Copy exactly the lines of the records below, starting at the line that contains "What does this" and continuing through the last line, both included; omit any pictures.

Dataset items
..............................
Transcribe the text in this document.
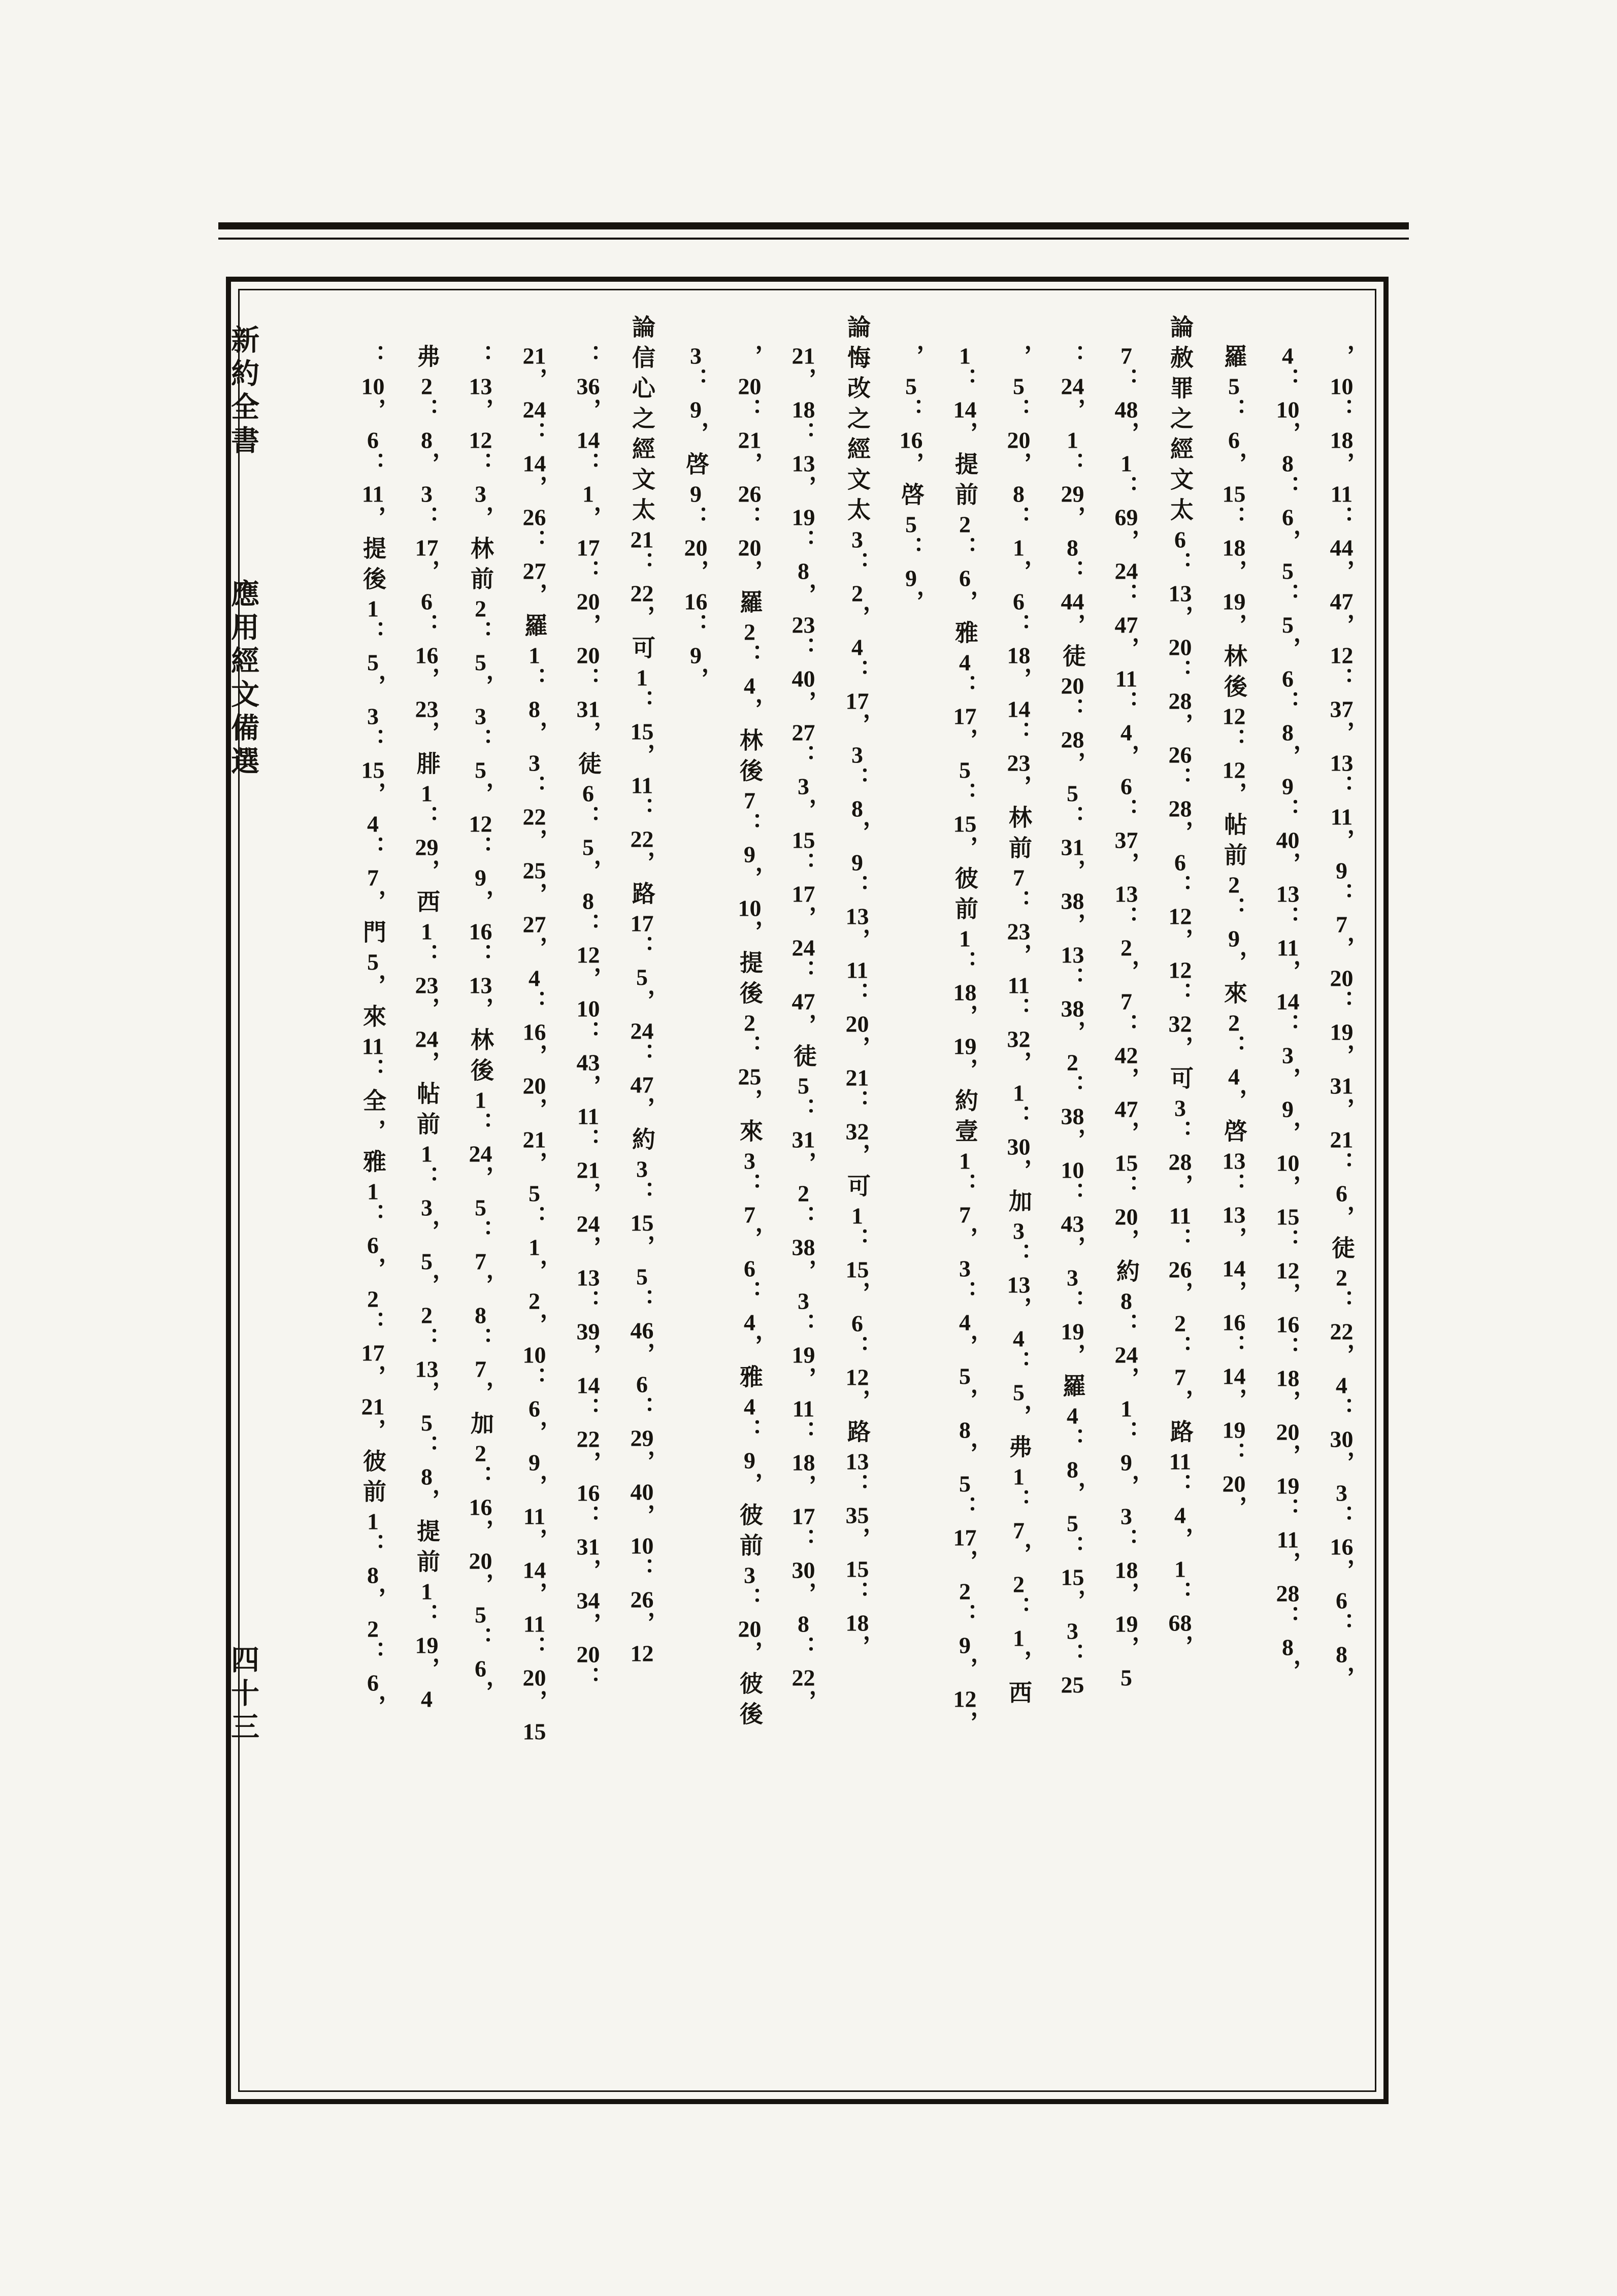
新約全書
應用經文備選
四十三
，10：18，11：44，47，12：37，13：11，9：7，20：19，31，21：6，徒2：22，4：30，3：16，6：8，
4：10，8：6，5：5，6：8，9：40，13：11，14：3，9，10，15：12，16：18，20，19：11，28：8，
羅5：6，15：18，19，林後12：12，帖前2：9，來2：4，啓13：13，14，16：14，19：20，
論赦罪之經文太6：13，20：28，26：28，6：12，12：32，可3：28，11：26，2：7，路11：4，1：68，
7：48，1：69，24：47，11：4，6：37，13：2，7：42，47，15：20，約8：24，1：9，3：18，19，5
：24，1：29，8：44，徒20：28，5：31，38，13：38，2：38，10：43，3：19，羅4：8，5：15，3：25
，5：20，8：1，6：18，14：23，林前7：23，11：32，1：30，加3：13，4：5，弗1：7，2：1，西
1：14，提前2：6，雅4：17，5：15，彼前1：18，19，約壹1：7，3：4，5，8，5：17，2：9，12，
，5：16，啓5：9，
論悔改之經文太3：2，4：17，3：8，9：13，11：20，21：32，可1：15，6：12，路13：35，15：18，
21，18：13，19：8，23：40，27：3，15：17，24：47，徒5：31，2：38，3：19，11：18，17：30，8：22，
，20：21，26：20，羅2：4，林後7：9，10，提後2：25，來3：7，6：4，雅4：9，彼前3：20，彼後
3：9，啓9：20，16：9，
論信心之經文太21：22，可1：15，11：22，路17：5，24：47，約3：15，5：46，6：29，40，10：26，12
：36，14：1，17：20，20：31，徒6：5，8：12，10：43，11：21，24，13：39，14：22，16：31，34，20：
21，24：14，26：27，羅1：8，3：22，25，27，4：16，20，21，5：1，2，10：6，9，11，14，11：20，15
：13，12：3，林前2：5，3：5，12：9，16：13，林後1：24，5：7，8：7，加2：16，20，5：6，
弗2：8，3：17，6：16，23，腓1：29，西1：23，24，帖前1：3，5，2：13，5：8，提前1：19，4
：10，6：11，提後1：5，3：15，4：7，門5，來11：全，雅1：6，2：17，21，彼前1：8，2：6，
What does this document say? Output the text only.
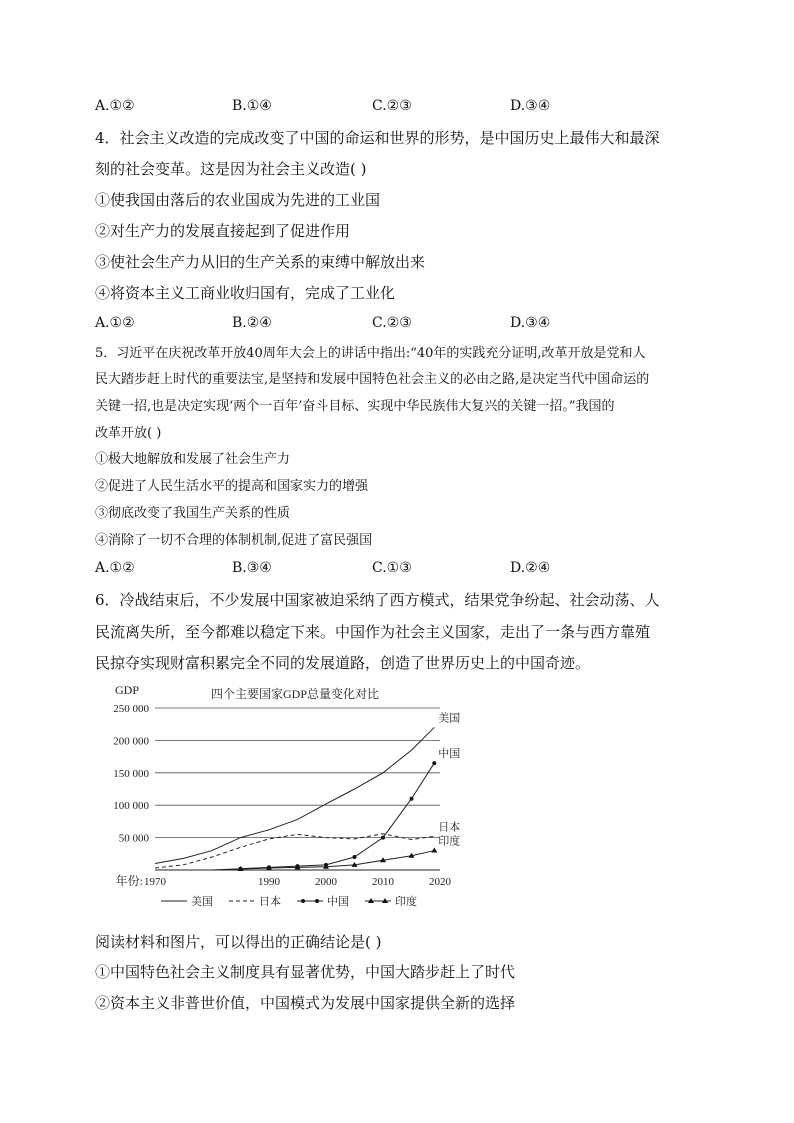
A.①②	B.①④	C.②③	D.③④
4．社会主义改造的完成改变了中国的命运和世界的形势，是中国历史上最伟大和最深
刻的社会变革。这是因为社会主义改造( )
①使我国由落后的农业国成为先进的工业国
②对生产力的发展直接起到了促进作用
③使社会生产力从旧的生产关系的束缚中解放出来
④将资本主义工商业收归国有，完成了工业化
A.①②	B.②④	C.②③	D.③④
5．习近平在庆祝改革开放40周年大会上的讲话中指出:“40年的实践充分证明,改革开放是党和人
民大踏步赶上时代的重要法宝,是坚持和发展中国特色社会主义的必由之路,是决定当代中国命运的
关键一招,也是决定实现‘两个一百年’奋斗目标、实现中华民族伟大复兴的关键一招。”我国的
改革开放( )
①极大地解放和发展了社会生产力
②促进了人民生活水平的提高和国家实力的增强
③彻底改变了我国生产关系的性质
④消除了一切不合理的体制机制,促进了富民强国
A.①②	B.③④	C.①③	D.②④
6．冷战结束后，不少发展中国家被迫采纳了西方模式，结果党争纷起、社会动荡、人
民流离失所，至今都难以稳定下来。中国作为社会主义国家，走出了一条与西方靠殖
民掠夺实现财富积累完全不同的发展道路，创造了世界历史上的中国奇迹。
GDP	四个主要国家GDP总量变化对比
250 000
200 000
150 000
100 000
50 000
1970	1990	2000	2010	2020
年份:
美国
日本
中国
印度
美国	日本	中国	印度
阅读材料和图片，可以得出的正确结论是( )
①中国特色社会主义制度具有显著优势，中国大踏步赶上了时代
②资本主义非普世价值，中国模式为发展中国家提供全新的选择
..............................
Task solution:
What does this document say? Output the text only.
A.①②	B.①④	C.②③	D.③④
4．社会主义改造的完成改变了中国的命运和世界的形势，是中国历史上最伟大和最深
刻的社会变革。这是因为社会主义改造( )
①使我国由落后的农业国成为先进的工业国
②对生产力的发展直接起到了促进作用
③使社会生产力从旧的生产关系的束缚中解放出来
④将资本主义工商业收归国有，完成了工业化
A.①②	B.②④	C.②③	D.③④
5．习近平在庆祝改革开放40周年大会上的讲话中指出:“40年的实践充分证明,改革开放是党和人
民大踏步赶上时代的重要法宝,是坚持和发展中国特色社会主义的必由之路,是决定当代中国命运的
关键一招,也是决定实现‘两个一百年’奋斗目标、实现中华民族伟大复兴的关键一招。”我国的
改革开放( )
①极大地解放和发展了社会生产力
②促进了人民生活水平的提高和国家实力的增强
③彻底改变了我国生产关系的性质
④消除了一切不合理的体制机制,促进了富民强国
A.①②	B.③④	C.①③	D.②④
6．冷战结束后，不少发展中国家被迫采纳了西方模式，结果党争纷起、社会动荡、人
民流离失所，至今都难以稳定下来。中国作为社会主义国家，走出了一条与西方靠殖
民掠夺实现财富积累完全不同的发展道路，创造了世界历史上的中国奇迹。
GDP	四个主要国家GDP总量变化对比
250 000
200 000
150 000
100 000
50 000
1970	1990	2000	2010	2020
年份:
美国
日本
中国
印度
美国	日本	中国	印度
阅读材料和图片，可以得出的正确结论是( )
①中国特色社会主义制度具有显著优势，中国大踏步赶上了时代
②资本主义非普世价值，中国模式为发展中国家提供全新的选择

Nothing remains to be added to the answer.